Start of STORED DATA

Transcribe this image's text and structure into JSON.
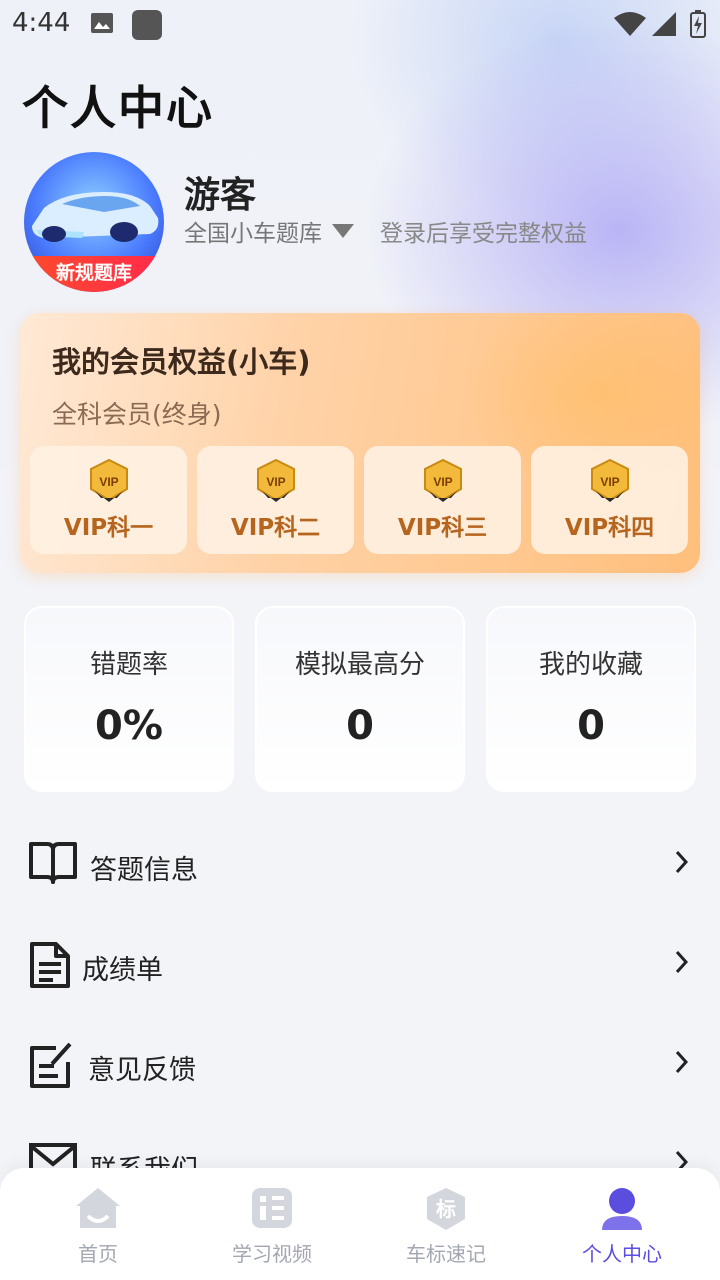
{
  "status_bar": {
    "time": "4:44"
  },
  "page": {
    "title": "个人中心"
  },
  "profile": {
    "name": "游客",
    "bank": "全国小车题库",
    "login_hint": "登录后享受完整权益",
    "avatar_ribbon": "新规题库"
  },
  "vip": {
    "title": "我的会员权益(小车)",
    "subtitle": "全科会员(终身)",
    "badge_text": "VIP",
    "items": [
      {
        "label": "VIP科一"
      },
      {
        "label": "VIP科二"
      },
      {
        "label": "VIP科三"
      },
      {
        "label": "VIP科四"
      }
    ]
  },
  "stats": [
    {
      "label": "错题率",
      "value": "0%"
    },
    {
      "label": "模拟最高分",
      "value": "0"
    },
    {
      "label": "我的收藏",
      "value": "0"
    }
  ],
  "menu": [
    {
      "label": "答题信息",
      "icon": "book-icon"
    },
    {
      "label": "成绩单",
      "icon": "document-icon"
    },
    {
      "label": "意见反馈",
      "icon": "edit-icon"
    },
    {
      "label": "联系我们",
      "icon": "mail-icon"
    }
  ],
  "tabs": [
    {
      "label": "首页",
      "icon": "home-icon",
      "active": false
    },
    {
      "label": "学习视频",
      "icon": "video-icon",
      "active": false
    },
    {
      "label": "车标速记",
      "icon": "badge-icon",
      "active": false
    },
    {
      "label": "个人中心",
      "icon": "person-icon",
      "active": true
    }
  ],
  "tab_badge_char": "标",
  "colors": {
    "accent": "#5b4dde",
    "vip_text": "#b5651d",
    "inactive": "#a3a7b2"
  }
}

End of STORED DATA
Start of STORED DATA

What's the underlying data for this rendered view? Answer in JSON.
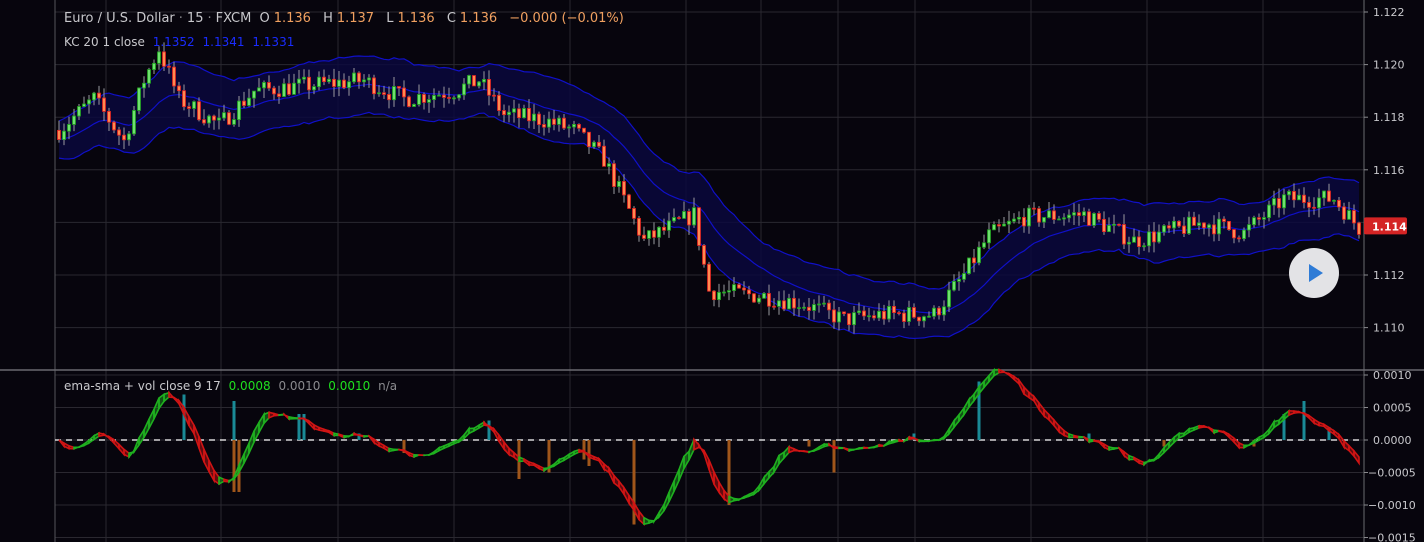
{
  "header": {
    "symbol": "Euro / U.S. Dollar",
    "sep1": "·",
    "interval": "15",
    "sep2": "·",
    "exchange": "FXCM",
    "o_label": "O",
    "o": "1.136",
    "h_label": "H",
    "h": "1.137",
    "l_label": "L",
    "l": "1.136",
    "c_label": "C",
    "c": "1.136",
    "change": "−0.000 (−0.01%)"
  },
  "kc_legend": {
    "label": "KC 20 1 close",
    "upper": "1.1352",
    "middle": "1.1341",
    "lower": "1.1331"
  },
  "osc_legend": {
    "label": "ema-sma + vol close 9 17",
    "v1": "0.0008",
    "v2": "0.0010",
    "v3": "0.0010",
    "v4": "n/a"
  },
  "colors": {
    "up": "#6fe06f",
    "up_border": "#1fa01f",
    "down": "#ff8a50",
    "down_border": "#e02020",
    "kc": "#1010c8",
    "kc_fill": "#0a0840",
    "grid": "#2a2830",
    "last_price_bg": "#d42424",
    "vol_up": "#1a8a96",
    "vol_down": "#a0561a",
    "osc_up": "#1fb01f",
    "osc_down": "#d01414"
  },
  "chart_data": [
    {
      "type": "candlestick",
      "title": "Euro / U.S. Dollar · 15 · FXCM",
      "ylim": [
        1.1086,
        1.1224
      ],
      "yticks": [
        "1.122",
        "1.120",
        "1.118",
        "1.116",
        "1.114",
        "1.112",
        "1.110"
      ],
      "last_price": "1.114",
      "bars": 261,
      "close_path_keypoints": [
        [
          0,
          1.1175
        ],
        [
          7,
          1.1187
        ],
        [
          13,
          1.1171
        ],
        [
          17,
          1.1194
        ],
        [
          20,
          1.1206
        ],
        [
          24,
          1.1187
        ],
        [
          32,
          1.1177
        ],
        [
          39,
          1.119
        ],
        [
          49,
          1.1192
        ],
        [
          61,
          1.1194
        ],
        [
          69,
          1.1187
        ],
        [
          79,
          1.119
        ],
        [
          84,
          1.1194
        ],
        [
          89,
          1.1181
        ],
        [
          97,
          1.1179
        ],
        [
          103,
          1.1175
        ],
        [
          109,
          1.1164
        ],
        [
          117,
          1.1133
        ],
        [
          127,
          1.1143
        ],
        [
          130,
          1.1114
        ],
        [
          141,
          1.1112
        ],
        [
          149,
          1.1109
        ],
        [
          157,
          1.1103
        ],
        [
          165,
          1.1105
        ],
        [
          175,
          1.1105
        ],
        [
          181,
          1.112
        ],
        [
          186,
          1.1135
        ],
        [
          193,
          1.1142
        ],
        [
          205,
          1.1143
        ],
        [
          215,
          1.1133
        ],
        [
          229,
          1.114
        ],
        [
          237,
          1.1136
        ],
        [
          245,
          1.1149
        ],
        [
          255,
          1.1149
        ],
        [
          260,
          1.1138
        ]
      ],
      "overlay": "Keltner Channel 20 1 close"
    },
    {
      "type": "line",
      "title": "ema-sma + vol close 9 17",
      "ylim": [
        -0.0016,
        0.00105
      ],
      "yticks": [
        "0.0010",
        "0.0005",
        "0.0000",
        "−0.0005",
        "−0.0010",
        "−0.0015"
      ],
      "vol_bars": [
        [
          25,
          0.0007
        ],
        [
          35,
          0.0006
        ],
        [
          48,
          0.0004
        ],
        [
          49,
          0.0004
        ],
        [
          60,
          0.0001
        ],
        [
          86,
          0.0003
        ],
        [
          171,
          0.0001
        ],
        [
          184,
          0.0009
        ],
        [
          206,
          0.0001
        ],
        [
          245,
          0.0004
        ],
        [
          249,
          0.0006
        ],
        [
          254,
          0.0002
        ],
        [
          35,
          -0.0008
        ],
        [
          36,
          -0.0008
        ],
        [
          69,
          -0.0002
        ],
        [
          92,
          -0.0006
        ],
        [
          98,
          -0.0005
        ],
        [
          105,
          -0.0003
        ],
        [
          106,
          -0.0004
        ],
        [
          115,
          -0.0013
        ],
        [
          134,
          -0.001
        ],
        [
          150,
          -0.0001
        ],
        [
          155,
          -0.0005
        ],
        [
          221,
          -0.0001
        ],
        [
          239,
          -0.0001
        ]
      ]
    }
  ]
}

End of STORED DATA
Start of STORED DATA

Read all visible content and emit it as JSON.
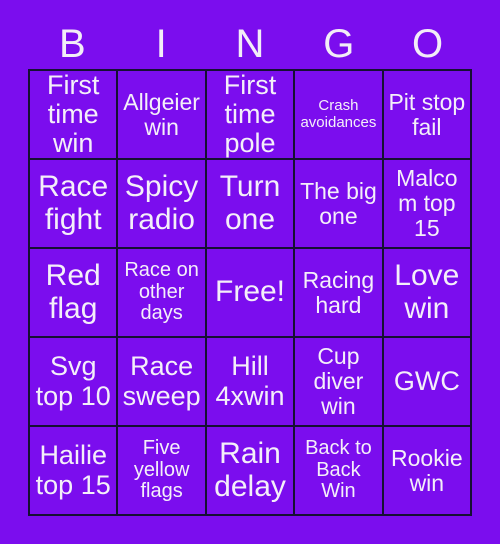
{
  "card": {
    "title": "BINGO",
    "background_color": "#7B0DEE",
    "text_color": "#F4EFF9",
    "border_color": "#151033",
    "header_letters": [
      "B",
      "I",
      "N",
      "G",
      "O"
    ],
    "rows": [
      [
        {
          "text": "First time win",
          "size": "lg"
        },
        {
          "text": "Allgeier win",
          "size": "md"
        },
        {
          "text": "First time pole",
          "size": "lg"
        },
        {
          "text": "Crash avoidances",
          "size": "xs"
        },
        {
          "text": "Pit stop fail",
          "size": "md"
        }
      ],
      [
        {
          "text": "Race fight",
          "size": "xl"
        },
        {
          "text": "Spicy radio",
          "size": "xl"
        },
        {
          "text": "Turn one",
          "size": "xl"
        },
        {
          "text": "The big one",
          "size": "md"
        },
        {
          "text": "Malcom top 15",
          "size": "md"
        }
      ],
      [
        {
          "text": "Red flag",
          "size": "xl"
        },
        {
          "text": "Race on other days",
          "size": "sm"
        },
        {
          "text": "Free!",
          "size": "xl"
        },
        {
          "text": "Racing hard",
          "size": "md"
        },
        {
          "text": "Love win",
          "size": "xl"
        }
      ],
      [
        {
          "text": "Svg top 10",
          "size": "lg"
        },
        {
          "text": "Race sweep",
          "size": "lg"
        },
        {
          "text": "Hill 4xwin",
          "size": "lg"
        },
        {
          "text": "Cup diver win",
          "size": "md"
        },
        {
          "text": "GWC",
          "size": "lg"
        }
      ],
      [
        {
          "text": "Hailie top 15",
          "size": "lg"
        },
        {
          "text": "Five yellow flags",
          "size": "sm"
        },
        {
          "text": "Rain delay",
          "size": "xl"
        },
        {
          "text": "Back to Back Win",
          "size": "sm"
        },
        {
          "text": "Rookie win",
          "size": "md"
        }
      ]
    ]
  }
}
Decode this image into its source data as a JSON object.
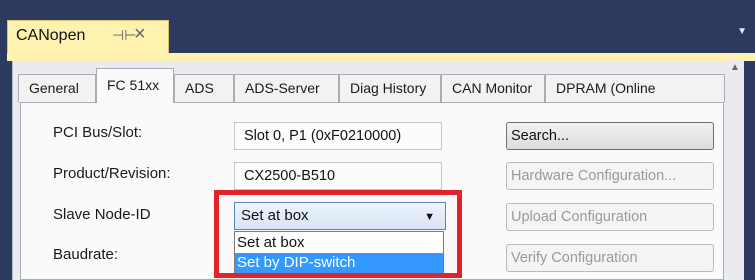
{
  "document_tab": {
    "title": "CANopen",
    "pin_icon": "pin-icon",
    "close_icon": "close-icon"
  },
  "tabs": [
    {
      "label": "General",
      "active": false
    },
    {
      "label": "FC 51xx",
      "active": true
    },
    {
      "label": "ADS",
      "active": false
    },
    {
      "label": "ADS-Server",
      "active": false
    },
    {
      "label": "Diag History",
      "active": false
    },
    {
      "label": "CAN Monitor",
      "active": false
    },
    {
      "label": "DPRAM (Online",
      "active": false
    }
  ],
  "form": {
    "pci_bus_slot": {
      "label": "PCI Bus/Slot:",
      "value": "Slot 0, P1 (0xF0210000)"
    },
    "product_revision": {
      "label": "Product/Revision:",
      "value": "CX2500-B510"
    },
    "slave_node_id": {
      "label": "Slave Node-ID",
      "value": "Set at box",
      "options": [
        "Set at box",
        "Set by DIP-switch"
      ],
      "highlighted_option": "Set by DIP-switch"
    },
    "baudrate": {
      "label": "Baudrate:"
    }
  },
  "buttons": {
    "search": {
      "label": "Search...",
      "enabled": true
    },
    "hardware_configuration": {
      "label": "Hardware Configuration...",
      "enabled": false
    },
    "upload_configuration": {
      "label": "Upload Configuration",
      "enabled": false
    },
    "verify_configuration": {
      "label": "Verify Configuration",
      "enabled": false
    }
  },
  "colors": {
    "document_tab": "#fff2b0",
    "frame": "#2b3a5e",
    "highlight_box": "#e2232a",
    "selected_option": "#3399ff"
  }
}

End of STORED DATA

**THE PROBLEM:** Give only a number: how many lines of the data hold the string "this"?

**ANSWER TO THE TASK:** 3